● **CONSEGNA**
Riscrivi la parte che inizia con la riga contenente "volume-bar bbox=[205, 386, 211, 400]" e termina con quella contenente "volume-bar bbox=[23, 390, 29, 400]", entrambe incluse. Sostituisci "down-arrow" con "up-arrow" e lascia invariato tutto il resto.

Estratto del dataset
################
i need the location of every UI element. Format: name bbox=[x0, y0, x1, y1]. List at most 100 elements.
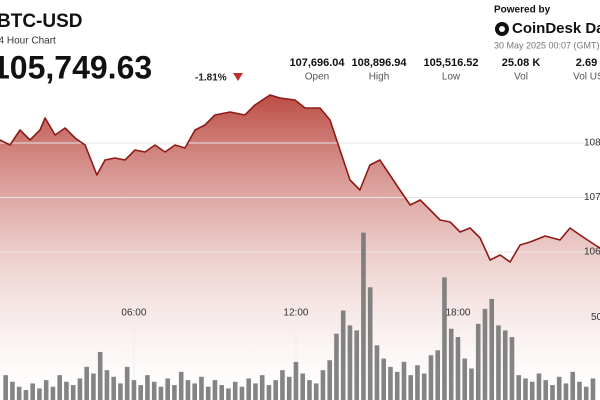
volume-bar bbox=[205, 386, 211, 400]
x-tick-label: 18:00 bbox=[445, 308, 470, 319]
volume-bar bbox=[401, 361, 407, 400]
volume-bar bbox=[502, 330, 508, 400]
stat-label: Vol bbox=[514, 72, 528, 83]
down-arrow bbox=[233, 73, 243, 81]
volume-bar bbox=[23, 390, 29, 400]
volume-bar bbox=[273, 380, 278, 400]
volume-bar bbox=[286, 376, 292, 400]
volume-bar bbox=[37, 388, 42, 400]
y-tick-label: 108,000 bbox=[584, 138, 600, 149]
stat-value: 107,696.04 bbox=[289, 57, 345, 69]
stat-value: 108,896.94 bbox=[351, 57, 407, 69]
volume-bar bbox=[293, 361, 299, 400]
volume-bar bbox=[583, 386, 589, 400]
volume-bar bbox=[239, 386, 245, 400]
volume-bar bbox=[185, 380, 191, 400]
volume-bar bbox=[415, 365, 420, 400]
stat-value: 25.08 K bbox=[502, 57, 541, 69]
volume-bar bbox=[165, 378, 170, 400]
timestamp: 30 May 2025 00:07 (GMT) bbox=[494, 40, 600, 50]
volume-bar bbox=[570, 371, 576, 400]
volume-bar bbox=[590, 378, 596, 400]
volume-bar bbox=[435, 350, 441, 400]
volume-bar bbox=[529, 381, 535, 400]
stat-label: Open bbox=[305, 72, 329, 83]
volume-bar bbox=[563, 383, 569, 400]
volume-bar bbox=[442, 277, 447, 400]
volume-bar bbox=[536, 373, 542, 400]
x-tick-label: 12:00 bbox=[283, 308, 308, 319]
volume-bar bbox=[64, 381, 69, 400]
volume-bar bbox=[421, 373, 427, 400]
volume-bar bbox=[280, 370, 285, 400]
volume-bar bbox=[151, 381, 157, 400]
volume-bar bbox=[307, 380, 312, 400]
volume-bar bbox=[50, 386, 56, 400]
volume-bar bbox=[448, 328, 454, 400]
title: BTC-USD bbox=[0, 11, 83, 32]
volume-bar bbox=[550, 385, 555, 400]
volume-bar bbox=[381, 358, 387, 400]
volume-bar bbox=[361, 232, 366, 400]
volume-bar bbox=[253, 383, 258, 400]
price-line bbox=[0, 94, 600, 263]
volume-bar bbox=[226, 388, 231, 400]
volume-bar bbox=[118, 383, 123, 400]
price-area bbox=[0, 95, 600, 400]
volume-bar bbox=[3, 375, 8, 400]
stat-label: High bbox=[369, 72, 390, 83]
volume-bar bbox=[131, 380, 137, 400]
x-tick-label: 06:00 bbox=[121, 308, 146, 319]
volume-bar bbox=[469, 368, 474, 400]
brand-logo-inner bbox=[499, 26, 505, 32]
stat-label: Low bbox=[442, 72, 461, 83]
volume-bar bbox=[455, 337, 461, 400]
volume-bar bbox=[374, 345, 380, 400]
volume-bar bbox=[91, 373, 96, 400]
volume-bar bbox=[523, 378, 528, 400]
volume-bar bbox=[10, 381, 15, 400]
volume-bar bbox=[394, 371, 400, 400]
volume-bar bbox=[496, 325, 501, 400]
volume-bar bbox=[489, 298, 495, 400]
price: 105,749.63 bbox=[0, 49, 152, 85]
volume-bar bbox=[77, 378, 83, 400]
volume-bar bbox=[320, 370, 326, 400]
volume-bar bbox=[124, 366, 130, 400]
plot-area: 106,000 107,000 108,000 500 06:00 12:00 18:00 bbox=[0, 94, 600, 400]
volume-bar bbox=[482, 308, 488, 400]
volume-bar bbox=[509, 337, 515, 400]
volume-bar bbox=[192, 383, 197, 400]
volume-bar bbox=[111, 376, 116, 400]
volume-bar bbox=[347, 325, 353, 400]
y2-tick-label: 500 bbox=[591, 312, 600, 323]
volume-bar bbox=[97, 351, 103, 400]
volume-bar bbox=[199, 376, 204, 400]
volume-bar bbox=[232, 381, 238, 400]
stats: 107,696.04 Open 108,896.94 High 105,516.52 Lo… bbox=[289, 57, 600, 83]
volume-bar bbox=[556, 376, 562, 400]
stat-value: 105,516.52 bbox=[423, 57, 478, 69]
volume-bar bbox=[577, 381, 582, 400]
volume-bar bbox=[428, 355, 434, 400]
y-tick-label: 107,000 bbox=[584, 192, 600, 203]
volume-bar bbox=[354, 330, 360, 400]
powered-by: Powered by bbox=[494, 5, 551, 16]
volume-bar bbox=[266, 385, 272, 400]
change: -1.81% bbox=[195, 73, 227, 84]
volume-bar bbox=[145, 375, 150, 400]
volume-bar bbox=[462, 358, 468, 400]
volume-bar bbox=[259, 375, 265, 400]
volume-bar bbox=[340, 310, 346, 400]
volume-bar bbox=[30, 383, 35, 400]
volume-bar bbox=[16, 386, 22, 400]
volume-bar bbox=[212, 380, 218, 400]
volume-bar bbox=[172, 385, 177, 400]
volume-bar bbox=[246, 378, 251, 400]
volume-bar bbox=[327, 360, 333, 400]
y-tick-label: 106,000 bbox=[584, 247, 600, 258]
stat-value: 2.69 B bbox=[576, 57, 600, 69]
volume-bar bbox=[104, 370, 110, 400]
volume-bar bbox=[178, 371, 184, 400]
################
● **RISULTATO ATTESO**
volume-bar bbox=[205, 386, 211, 400]
x-tick-label: 18:00 bbox=[445, 308, 470, 319]
volume-bar bbox=[401, 361, 407, 400]
volume-bar bbox=[502, 330, 508, 400]
stat-label: Vol bbox=[514, 72, 528, 83]
up-arrow bbox=[233, 73, 243, 81]
volume-bar bbox=[23, 390, 29, 400]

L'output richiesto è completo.